— BEGIN —
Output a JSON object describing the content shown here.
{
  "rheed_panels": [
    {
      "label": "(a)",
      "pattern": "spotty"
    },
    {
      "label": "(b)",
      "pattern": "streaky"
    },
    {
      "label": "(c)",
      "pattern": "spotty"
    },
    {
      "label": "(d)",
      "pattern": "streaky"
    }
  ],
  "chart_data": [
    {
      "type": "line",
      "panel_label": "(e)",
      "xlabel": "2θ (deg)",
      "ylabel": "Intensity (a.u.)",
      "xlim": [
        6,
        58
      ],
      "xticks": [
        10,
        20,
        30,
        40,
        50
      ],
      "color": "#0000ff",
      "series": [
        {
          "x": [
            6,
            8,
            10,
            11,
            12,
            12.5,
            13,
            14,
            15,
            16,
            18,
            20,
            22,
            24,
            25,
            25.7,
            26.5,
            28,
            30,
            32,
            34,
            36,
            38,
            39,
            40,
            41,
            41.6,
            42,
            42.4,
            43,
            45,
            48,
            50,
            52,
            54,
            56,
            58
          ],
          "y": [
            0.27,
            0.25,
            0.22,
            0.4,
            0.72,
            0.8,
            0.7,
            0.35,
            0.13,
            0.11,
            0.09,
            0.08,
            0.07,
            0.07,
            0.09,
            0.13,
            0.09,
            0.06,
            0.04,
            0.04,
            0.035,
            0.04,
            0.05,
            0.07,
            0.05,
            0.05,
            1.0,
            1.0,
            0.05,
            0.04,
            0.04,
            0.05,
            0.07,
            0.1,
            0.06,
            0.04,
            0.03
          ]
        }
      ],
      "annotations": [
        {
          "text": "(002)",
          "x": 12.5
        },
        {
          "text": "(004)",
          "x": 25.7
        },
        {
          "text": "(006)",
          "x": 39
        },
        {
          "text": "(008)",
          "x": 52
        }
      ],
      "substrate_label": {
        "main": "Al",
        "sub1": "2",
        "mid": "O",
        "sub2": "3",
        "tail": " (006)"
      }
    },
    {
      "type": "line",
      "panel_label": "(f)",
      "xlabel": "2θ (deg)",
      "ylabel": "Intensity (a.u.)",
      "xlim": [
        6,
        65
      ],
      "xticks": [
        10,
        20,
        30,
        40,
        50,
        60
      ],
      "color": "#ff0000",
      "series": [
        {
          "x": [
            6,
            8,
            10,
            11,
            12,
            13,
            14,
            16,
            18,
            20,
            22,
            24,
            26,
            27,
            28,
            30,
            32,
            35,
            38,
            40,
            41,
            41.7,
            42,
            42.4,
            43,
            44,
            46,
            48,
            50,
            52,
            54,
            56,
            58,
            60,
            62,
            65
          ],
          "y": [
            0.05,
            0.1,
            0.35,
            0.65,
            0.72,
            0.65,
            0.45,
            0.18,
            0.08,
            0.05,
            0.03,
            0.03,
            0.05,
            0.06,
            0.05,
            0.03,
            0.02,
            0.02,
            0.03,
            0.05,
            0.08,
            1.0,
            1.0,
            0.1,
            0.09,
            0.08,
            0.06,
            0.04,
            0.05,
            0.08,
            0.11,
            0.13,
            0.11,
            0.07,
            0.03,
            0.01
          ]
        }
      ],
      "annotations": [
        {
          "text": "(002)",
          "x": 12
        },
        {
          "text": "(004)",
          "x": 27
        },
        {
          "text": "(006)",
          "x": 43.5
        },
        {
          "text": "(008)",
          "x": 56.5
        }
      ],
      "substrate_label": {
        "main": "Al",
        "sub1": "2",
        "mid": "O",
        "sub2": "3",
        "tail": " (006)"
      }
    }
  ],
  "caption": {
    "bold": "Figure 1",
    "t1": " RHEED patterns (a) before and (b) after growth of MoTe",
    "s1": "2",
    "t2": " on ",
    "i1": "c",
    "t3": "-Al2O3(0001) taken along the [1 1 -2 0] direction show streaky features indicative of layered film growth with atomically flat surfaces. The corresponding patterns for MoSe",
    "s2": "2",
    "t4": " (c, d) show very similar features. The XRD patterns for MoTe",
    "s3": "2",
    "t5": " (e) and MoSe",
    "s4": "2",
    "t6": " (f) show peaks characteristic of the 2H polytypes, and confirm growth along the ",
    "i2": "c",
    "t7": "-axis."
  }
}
— END —
> [REQUIRED WORK] Recopy the entries above exactly, with every line included.

> [RESULT]
Output a JSON object describing the content shown here.
{
  "rheed_panels": [
    {
      "label": "(a)",
      "pattern": "spotty"
    },
    {
      "label": "(b)",
      "pattern": "streaky"
    },
    {
      "label": "(c)",
      "pattern": "spotty"
    },
    {
      "label": "(d)",
      "pattern": "streaky"
    }
  ],
  "chart_data": [
    {
      "type": "line",
      "panel_label": "(e)",
      "xlabel": "2θ (deg)",
      "ylabel": "Intensity (a.u.)",
      "xlim": [
        6,
        58
      ],
      "xticks": [
        10,
        20,
        30,
        40,
        50
      ],
      "color": "#0000ff",
      "series": [
        {
          "x": [
            6,
            8,
            10,
            11,
            12,
            12.5,
            13,
            14,
            15,
            16,
            18,
            20,
            22,
            24,
            25,
            25.7,
            26.5,
            28,
            30,
            32,
            34,
            36,
            38,
            39,
            40,
            41,
            41.6,
            42,
            42.4,
            43,
            45,
            48,
            50,
            52,
            54,
            56,
            58
          ],
          "y": [
            0.27,
            0.25,
            0.22,
            0.4,
            0.72,
            0.8,
            0.7,
            0.35,
            0.13,
            0.11,
            0.09,
            0.08,
            0.07,
            0.07,
            0.09,
            0.13,
            0.09,
            0.06,
            0.04,
            0.04,
            0.035,
            0.04,
            0.05,
            0.07,
            0.05,
            0.05,
            1.0,
            1.0,
            0.05,
            0.04,
            0.04,
            0.05,
            0.07,
            0.1,
            0.06,
            0.04,
            0.03
          ]
        }
      ],
      "annotations": [
        {
          "text": "(002)",
          "x": 12.5
        },
        {
          "text": "(004)",
          "x": 25.7
        },
        {
          "text": "(006)",
          "x": 39
        },
        {
          "text": "(008)",
          "x": 52
        }
      ],
      "substrate_label": {
        "main": "Al",
        "sub1": "2",
        "mid": "O",
        "sub2": "3",
        "tail": " (006)"
      }
    },
    {
      "type": "line",
      "panel_label": "(f)",
      "xlabel": "2θ (deg)",
      "ylabel": "Intensity (a.u.)",
      "xlim": [
        6,
        65
      ],
      "xticks": [
        10,
        20,
        30,
        40,
        50,
        60
      ],
      "color": "#ff0000",
      "series": [
        {
          "x": [
            6,
            8,
            10,
            11,
            12,
            13,
            14,
            16,
            18,
            20,
            22,
            24,
            26,
            27,
            28,
            30,
            32,
            35,
            38,
            40,
            41,
            41.7,
            42,
            42.4,
            43,
            44,
            46,
            48,
            50,
            52,
            54,
            56,
            58,
            60,
            62,
            65
          ],
          "y": [
            0.05,
            0.1,
            0.35,
            0.65,
            0.72,
            0.65,
            0.45,
            0.18,
            0.08,
            0.05,
            0.03,
            0.03,
            0.05,
            0.06,
            0.05,
            0.03,
            0.02,
            0.02,
            0.03,
            0.05,
            0.08,
            1.0,
            1.0,
            0.1,
            0.09,
            0.08,
            0.06,
            0.04,
            0.05,
            0.08,
            0.11,
            0.13,
            0.11,
            0.07,
            0.03,
            0.01
          ]
        }
      ],
      "annotations": [
        {
          "text": "(002)",
          "x": 12
        },
        {
          "text": "(004)",
          "x": 27
        },
        {
          "text": "(006)",
          "x": 43.5
        },
        {
          "text": "(008)",
          "x": 56.5
        }
      ],
      "substrate_label": {
        "main": "Al",
        "sub1": "2",
        "mid": "O",
        "sub2": "3",
        "tail": " (006)"
      }
    }
  ],
  "caption": {
    "bold": "Figure 1",
    "t1": " RHEED patterns (a) before and (b) after growth of MoTe",
    "s1": "2",
    "t2": " on ",
    "i1": "c",
    "t3": "-Al2O3(0001) taken along the [1 1 -2 0] direction show streaky features indicative of layered film growth with atomically flat surfaces. The corresponding patterns for MoSe",
    "s2": "2",
    "t4": " (c, d) show very similar features. The XRD patterns for MoTe",
    "s3": "2",
    "t5": " (e) and MoSe",
    "s4": "2",
    "t6": " (f) show peaks characteristic of the 2H polytypes, and confirm growth along the ",
    "i2": "c",
    "t7": "-axis."
  }
}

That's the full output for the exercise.